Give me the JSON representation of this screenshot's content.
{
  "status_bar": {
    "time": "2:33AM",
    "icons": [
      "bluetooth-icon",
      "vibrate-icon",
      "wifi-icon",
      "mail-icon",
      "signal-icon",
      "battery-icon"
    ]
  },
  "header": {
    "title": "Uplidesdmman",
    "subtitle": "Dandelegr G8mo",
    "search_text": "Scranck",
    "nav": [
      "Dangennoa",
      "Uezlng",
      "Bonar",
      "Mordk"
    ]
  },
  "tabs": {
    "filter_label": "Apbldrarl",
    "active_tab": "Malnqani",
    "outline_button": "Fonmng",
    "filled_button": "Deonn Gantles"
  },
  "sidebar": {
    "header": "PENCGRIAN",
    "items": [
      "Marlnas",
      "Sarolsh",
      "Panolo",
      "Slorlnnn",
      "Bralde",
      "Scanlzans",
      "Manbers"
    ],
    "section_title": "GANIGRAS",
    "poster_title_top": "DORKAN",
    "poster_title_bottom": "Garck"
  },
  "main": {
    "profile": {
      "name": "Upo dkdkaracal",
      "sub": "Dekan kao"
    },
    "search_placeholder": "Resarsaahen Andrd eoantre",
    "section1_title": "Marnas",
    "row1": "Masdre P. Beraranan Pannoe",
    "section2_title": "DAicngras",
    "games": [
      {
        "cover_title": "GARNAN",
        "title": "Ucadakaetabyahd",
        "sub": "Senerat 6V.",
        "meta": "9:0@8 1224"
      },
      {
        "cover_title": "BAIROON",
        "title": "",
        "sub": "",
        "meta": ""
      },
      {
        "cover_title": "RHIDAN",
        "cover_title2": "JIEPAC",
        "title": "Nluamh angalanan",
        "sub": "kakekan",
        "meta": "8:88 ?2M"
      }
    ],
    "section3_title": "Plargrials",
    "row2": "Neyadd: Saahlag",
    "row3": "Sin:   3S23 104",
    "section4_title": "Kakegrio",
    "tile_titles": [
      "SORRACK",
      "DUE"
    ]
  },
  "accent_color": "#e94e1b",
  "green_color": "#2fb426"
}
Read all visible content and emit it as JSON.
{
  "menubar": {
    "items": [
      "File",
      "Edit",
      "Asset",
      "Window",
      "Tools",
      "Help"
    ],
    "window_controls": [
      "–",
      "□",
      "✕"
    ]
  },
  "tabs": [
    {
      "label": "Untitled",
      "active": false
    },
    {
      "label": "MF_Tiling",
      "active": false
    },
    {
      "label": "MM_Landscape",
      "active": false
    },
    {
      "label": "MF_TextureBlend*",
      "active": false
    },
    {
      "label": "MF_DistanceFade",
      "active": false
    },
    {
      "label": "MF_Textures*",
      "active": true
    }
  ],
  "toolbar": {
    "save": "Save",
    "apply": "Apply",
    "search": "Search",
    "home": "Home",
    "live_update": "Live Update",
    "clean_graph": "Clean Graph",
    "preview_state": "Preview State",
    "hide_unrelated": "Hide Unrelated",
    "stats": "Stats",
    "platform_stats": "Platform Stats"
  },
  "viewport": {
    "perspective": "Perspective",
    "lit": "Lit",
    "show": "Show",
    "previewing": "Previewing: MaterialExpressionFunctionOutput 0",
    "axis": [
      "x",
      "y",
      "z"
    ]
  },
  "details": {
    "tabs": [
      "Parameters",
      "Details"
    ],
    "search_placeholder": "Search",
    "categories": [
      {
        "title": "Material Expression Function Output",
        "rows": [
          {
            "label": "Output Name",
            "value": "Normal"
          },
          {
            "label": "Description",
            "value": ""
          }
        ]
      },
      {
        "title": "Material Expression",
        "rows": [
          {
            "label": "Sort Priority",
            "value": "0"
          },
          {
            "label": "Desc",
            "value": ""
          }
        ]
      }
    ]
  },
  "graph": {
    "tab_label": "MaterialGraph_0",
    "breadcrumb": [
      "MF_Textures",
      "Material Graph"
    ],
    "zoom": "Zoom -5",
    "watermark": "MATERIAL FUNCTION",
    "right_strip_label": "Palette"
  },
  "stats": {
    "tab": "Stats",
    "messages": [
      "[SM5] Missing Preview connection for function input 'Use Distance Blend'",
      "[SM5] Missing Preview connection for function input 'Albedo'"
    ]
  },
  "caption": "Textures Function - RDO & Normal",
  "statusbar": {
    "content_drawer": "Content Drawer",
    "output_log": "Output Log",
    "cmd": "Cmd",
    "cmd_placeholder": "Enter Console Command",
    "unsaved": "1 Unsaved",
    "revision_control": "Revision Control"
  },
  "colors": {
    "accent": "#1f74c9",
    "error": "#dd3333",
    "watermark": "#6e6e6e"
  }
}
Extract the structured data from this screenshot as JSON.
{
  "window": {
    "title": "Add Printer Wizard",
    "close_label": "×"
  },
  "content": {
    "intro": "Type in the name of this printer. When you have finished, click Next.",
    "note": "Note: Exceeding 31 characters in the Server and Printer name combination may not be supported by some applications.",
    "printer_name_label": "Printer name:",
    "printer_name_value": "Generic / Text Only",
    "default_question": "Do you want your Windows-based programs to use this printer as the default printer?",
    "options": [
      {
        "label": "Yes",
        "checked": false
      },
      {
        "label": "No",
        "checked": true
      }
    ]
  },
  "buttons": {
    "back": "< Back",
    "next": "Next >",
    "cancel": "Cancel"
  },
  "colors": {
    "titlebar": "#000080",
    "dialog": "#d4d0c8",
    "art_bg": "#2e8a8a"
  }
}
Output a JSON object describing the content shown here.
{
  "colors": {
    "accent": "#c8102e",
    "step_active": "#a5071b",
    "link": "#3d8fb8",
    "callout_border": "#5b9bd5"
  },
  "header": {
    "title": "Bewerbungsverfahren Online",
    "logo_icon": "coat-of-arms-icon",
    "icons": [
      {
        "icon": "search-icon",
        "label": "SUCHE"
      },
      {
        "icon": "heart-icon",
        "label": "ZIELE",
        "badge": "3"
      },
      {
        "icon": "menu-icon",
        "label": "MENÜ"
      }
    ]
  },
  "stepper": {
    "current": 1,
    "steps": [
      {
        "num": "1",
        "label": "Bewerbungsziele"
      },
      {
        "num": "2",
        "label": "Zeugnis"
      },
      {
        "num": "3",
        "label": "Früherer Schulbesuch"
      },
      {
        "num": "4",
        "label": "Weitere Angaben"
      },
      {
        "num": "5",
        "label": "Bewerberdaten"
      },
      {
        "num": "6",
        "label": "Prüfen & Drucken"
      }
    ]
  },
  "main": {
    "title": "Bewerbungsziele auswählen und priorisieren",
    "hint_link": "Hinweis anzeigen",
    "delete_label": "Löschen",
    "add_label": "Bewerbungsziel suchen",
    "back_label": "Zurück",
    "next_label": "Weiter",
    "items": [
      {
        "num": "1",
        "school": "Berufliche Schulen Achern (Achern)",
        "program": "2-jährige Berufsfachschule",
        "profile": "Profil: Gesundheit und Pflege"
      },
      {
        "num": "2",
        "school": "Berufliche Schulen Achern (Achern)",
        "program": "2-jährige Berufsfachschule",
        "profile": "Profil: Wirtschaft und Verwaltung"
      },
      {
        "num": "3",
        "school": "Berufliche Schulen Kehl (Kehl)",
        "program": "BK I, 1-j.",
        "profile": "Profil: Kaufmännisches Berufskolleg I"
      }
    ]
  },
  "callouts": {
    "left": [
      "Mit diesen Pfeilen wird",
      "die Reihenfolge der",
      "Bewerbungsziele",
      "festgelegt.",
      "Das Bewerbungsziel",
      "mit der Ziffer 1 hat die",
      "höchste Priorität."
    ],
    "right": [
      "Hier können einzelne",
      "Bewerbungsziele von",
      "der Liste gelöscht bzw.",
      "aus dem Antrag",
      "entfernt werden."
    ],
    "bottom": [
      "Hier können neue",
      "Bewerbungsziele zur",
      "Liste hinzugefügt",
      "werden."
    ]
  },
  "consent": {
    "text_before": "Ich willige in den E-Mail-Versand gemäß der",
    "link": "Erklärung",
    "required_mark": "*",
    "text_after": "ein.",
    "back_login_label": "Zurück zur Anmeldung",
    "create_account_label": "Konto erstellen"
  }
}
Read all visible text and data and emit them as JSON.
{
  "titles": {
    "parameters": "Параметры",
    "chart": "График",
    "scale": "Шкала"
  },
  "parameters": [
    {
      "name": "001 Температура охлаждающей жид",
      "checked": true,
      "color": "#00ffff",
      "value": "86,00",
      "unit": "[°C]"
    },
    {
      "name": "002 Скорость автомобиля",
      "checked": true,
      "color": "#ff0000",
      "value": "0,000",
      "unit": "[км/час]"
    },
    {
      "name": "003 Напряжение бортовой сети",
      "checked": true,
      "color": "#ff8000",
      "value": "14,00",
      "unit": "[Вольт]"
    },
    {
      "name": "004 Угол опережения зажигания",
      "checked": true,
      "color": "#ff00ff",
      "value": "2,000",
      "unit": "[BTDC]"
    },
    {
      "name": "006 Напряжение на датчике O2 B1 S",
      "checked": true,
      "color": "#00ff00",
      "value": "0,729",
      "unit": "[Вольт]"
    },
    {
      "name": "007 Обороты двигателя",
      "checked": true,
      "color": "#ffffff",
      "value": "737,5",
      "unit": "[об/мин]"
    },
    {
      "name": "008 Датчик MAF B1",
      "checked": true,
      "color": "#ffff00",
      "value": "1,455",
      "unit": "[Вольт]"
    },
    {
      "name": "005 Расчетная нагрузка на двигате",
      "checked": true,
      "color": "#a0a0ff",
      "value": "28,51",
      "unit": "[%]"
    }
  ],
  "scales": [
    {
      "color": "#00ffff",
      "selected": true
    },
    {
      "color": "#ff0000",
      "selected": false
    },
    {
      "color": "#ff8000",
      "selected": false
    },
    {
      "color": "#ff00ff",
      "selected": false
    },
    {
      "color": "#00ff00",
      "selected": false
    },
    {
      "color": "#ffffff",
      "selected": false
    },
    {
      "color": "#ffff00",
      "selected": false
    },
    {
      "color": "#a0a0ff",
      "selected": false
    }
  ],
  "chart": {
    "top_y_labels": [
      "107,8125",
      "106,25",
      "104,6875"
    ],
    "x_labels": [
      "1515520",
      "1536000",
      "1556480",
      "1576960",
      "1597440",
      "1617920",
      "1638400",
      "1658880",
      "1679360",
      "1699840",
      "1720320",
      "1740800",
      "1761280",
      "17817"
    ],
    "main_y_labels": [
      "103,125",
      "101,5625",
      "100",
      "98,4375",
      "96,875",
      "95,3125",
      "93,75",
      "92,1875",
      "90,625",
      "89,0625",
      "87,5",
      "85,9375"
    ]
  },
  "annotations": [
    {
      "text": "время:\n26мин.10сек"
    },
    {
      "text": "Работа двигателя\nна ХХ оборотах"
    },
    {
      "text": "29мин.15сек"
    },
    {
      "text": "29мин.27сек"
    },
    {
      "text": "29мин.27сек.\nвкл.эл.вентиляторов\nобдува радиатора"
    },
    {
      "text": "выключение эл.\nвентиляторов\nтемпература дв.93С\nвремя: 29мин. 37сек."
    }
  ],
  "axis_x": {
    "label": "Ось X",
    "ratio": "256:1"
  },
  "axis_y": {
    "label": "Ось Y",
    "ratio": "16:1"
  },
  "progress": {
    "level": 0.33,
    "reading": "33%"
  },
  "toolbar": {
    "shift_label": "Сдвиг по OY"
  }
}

### EXERCISE DETAILS
Using the records above, copy every line that has the word "input" in it.

### ANSWER
      "[SM5] Missing Preview connection for function input 'Use Distance Blend'",
      "[SM5] Missing Preview connection for function input 'Albedo'"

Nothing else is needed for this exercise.